Request: For the data that follows, report how many lines contain the word "hours", and nothing else.

Data section:
****************

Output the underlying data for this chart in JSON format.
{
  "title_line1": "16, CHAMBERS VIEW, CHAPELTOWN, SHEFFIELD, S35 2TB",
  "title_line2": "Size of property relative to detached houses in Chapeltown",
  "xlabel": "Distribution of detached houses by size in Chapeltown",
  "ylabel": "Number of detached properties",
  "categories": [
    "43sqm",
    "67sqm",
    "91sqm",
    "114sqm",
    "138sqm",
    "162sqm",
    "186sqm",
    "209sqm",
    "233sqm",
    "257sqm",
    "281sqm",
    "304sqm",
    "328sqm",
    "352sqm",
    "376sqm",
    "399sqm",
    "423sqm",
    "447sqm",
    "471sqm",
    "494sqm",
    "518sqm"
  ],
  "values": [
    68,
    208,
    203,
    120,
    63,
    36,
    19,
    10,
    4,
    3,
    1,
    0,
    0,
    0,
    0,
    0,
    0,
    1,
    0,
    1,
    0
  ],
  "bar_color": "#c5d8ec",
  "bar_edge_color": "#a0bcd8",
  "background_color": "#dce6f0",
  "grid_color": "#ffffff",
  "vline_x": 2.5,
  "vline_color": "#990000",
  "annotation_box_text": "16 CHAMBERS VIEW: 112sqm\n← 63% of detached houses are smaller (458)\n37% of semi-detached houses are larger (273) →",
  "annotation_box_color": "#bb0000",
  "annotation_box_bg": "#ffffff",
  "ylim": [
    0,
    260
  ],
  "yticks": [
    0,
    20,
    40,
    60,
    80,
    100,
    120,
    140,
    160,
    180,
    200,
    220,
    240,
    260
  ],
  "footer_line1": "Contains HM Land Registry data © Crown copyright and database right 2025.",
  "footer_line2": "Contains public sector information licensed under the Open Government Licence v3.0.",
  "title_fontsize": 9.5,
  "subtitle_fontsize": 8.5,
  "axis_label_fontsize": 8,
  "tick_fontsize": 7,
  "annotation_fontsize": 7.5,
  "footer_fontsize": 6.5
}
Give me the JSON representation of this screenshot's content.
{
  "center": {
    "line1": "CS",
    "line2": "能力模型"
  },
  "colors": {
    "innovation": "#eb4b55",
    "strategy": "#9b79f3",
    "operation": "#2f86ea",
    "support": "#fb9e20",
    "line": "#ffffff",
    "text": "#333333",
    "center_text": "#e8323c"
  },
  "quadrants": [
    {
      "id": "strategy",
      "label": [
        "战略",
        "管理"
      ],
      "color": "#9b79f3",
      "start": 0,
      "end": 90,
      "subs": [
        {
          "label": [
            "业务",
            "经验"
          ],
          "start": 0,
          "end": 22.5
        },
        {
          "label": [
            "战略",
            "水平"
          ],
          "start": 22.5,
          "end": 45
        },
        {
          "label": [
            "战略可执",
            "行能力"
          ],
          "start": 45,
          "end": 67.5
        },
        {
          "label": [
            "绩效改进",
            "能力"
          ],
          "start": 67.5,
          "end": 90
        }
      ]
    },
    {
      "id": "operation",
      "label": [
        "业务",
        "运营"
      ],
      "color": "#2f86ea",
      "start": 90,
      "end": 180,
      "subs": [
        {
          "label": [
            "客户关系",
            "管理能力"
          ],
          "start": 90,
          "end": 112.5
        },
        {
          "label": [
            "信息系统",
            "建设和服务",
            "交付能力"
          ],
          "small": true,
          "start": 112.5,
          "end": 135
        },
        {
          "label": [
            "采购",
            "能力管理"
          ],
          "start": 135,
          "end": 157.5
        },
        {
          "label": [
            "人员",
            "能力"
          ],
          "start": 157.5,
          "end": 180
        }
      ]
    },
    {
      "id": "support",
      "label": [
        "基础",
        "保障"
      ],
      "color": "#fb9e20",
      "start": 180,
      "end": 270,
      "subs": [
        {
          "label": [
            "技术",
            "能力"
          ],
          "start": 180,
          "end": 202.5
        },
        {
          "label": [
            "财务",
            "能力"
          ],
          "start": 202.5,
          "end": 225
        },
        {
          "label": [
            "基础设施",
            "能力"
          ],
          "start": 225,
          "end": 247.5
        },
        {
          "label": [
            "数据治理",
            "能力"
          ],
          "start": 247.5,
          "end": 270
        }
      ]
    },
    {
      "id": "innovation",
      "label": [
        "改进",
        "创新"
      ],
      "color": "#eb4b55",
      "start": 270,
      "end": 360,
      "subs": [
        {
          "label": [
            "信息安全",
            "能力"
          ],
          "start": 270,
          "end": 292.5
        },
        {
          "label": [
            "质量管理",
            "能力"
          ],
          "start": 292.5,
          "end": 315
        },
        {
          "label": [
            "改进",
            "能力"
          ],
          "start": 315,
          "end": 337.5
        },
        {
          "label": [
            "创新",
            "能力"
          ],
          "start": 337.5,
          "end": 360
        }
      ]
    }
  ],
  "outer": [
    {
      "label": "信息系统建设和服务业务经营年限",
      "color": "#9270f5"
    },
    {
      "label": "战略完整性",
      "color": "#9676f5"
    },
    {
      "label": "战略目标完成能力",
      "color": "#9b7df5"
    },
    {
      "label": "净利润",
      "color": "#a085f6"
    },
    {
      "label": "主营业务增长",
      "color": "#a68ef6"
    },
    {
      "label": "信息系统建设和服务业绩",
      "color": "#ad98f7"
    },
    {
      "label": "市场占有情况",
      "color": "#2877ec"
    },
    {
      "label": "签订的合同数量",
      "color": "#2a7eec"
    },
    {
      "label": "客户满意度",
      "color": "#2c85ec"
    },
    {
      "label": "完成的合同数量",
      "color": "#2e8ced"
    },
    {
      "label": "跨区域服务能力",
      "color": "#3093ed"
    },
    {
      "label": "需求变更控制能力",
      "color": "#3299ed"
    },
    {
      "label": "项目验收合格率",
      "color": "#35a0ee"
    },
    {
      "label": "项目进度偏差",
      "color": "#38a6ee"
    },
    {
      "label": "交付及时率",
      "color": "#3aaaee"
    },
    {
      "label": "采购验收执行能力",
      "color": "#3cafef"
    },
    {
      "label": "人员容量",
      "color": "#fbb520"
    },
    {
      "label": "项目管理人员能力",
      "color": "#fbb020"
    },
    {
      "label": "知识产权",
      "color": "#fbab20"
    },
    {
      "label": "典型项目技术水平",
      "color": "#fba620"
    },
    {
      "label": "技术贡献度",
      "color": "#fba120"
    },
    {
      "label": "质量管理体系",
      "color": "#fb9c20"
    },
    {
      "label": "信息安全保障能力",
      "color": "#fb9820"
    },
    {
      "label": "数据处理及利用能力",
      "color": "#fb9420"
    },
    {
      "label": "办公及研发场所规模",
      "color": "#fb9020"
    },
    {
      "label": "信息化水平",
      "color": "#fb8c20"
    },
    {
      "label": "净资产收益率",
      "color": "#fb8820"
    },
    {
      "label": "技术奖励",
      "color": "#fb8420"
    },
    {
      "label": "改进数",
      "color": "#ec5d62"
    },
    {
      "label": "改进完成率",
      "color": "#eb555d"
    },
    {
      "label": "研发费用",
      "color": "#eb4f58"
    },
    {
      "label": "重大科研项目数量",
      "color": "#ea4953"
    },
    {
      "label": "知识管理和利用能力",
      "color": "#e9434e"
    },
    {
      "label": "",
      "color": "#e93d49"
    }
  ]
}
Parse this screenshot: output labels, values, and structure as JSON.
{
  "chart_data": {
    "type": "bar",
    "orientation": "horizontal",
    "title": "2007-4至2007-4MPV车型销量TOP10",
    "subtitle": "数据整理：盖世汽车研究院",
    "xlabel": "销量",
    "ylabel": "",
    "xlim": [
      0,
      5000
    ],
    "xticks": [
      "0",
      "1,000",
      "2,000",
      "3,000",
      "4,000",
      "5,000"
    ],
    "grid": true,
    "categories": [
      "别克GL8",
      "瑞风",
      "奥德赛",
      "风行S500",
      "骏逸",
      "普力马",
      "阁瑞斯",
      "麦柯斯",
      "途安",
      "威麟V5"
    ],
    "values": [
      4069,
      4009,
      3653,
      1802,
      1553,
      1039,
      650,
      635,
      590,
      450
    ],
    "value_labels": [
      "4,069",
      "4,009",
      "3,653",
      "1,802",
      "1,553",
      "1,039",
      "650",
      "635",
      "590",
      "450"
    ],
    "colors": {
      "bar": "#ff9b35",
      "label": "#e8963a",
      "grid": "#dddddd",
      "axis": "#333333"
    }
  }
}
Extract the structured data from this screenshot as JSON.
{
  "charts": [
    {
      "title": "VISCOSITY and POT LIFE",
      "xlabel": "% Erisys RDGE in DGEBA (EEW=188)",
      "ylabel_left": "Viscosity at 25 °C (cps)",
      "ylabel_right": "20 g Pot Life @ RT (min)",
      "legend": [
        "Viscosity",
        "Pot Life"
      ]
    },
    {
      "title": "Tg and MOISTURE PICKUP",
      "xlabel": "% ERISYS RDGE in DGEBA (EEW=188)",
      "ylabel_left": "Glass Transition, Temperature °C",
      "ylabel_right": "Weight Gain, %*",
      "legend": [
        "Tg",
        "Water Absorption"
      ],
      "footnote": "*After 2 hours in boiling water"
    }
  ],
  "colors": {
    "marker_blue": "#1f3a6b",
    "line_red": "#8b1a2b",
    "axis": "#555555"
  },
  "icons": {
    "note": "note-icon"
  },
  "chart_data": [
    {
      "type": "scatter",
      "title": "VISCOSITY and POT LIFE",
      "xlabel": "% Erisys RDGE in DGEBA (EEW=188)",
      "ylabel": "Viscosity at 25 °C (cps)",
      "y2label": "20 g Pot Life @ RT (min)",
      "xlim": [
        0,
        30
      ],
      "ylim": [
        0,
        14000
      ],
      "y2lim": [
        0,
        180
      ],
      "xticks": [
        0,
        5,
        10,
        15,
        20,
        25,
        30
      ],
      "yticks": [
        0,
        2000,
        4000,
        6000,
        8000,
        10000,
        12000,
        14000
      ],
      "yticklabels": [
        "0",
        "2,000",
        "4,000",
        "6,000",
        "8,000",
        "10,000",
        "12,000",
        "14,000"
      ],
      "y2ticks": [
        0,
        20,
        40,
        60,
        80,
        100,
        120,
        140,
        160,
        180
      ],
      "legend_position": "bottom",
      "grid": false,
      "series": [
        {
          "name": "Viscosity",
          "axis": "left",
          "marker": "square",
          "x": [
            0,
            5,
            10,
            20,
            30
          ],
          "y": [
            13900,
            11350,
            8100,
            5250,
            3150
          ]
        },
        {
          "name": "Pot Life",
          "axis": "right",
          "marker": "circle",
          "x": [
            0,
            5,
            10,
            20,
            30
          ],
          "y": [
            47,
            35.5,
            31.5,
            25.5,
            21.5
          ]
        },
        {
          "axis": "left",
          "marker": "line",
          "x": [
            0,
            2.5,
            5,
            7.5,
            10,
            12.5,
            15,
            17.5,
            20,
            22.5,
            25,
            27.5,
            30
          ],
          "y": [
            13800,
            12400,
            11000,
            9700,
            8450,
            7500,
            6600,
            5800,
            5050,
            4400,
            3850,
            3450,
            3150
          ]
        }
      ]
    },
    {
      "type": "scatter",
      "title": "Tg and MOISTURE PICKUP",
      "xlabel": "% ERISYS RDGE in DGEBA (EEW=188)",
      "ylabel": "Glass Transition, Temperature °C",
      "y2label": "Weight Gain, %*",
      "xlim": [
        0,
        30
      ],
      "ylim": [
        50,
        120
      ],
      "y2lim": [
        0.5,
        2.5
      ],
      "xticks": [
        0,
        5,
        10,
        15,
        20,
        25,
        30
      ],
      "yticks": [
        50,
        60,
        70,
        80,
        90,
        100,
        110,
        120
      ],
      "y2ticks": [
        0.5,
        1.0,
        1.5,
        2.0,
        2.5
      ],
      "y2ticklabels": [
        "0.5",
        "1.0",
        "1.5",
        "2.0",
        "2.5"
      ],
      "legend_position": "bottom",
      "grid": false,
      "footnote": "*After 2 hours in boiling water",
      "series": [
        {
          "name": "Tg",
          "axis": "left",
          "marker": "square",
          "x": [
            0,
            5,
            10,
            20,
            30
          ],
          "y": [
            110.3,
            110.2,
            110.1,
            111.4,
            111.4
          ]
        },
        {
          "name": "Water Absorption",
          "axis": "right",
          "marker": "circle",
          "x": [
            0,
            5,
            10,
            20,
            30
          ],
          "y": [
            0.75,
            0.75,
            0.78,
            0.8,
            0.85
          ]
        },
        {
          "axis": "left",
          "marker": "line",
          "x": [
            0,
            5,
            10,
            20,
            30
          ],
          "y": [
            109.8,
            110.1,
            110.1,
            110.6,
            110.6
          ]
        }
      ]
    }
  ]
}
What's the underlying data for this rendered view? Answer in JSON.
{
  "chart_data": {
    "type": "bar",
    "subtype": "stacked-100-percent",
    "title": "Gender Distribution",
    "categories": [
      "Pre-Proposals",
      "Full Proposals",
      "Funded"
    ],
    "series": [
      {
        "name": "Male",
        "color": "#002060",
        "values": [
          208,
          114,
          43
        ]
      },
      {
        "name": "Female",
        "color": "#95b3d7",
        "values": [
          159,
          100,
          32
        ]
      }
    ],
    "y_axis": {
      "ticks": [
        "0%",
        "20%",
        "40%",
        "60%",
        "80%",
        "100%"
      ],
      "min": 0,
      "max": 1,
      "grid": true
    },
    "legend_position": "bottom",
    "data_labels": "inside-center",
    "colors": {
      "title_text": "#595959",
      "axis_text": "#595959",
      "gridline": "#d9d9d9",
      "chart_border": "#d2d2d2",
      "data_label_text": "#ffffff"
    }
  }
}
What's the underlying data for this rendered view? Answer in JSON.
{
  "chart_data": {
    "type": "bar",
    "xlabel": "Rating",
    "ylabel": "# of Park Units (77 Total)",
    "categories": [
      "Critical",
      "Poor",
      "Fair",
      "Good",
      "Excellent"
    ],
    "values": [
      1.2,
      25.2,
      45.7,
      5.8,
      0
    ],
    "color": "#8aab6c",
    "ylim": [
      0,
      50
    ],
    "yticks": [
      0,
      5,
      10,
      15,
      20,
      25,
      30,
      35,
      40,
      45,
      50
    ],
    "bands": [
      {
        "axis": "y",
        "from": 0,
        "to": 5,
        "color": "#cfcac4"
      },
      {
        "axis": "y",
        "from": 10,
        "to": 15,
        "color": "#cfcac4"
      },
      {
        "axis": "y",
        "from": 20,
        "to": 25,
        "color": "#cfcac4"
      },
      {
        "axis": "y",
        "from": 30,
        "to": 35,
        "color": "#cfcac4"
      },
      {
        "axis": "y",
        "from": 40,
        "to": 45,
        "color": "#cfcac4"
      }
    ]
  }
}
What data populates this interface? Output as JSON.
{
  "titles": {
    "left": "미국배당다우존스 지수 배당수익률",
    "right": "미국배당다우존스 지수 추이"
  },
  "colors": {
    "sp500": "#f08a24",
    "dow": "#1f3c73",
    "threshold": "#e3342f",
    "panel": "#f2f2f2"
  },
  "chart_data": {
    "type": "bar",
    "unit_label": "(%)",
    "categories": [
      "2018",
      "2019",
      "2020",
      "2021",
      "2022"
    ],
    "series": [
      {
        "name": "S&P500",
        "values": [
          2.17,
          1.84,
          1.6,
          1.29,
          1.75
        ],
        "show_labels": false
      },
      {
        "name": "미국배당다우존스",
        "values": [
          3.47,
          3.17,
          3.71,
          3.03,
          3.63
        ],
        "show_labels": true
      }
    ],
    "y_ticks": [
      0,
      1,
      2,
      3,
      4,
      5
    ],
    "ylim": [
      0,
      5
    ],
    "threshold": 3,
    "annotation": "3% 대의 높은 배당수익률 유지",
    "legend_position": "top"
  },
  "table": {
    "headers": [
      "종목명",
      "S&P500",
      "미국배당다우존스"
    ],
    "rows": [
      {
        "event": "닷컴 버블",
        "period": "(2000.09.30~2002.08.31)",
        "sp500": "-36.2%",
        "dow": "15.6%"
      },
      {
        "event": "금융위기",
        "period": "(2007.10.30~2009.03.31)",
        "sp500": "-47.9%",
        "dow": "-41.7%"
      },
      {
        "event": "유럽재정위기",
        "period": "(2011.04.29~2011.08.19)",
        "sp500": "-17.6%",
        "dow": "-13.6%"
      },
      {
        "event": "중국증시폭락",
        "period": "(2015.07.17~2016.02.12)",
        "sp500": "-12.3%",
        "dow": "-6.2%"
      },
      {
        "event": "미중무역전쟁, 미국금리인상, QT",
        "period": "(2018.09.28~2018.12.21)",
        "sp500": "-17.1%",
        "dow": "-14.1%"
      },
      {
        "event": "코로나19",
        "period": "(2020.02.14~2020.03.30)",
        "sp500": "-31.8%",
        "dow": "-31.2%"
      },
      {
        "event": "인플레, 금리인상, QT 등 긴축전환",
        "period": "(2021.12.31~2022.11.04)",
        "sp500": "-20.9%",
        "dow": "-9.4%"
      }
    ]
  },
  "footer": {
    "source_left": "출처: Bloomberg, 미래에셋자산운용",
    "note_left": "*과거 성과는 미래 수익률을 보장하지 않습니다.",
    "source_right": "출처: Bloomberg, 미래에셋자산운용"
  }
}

****************

Written response: 2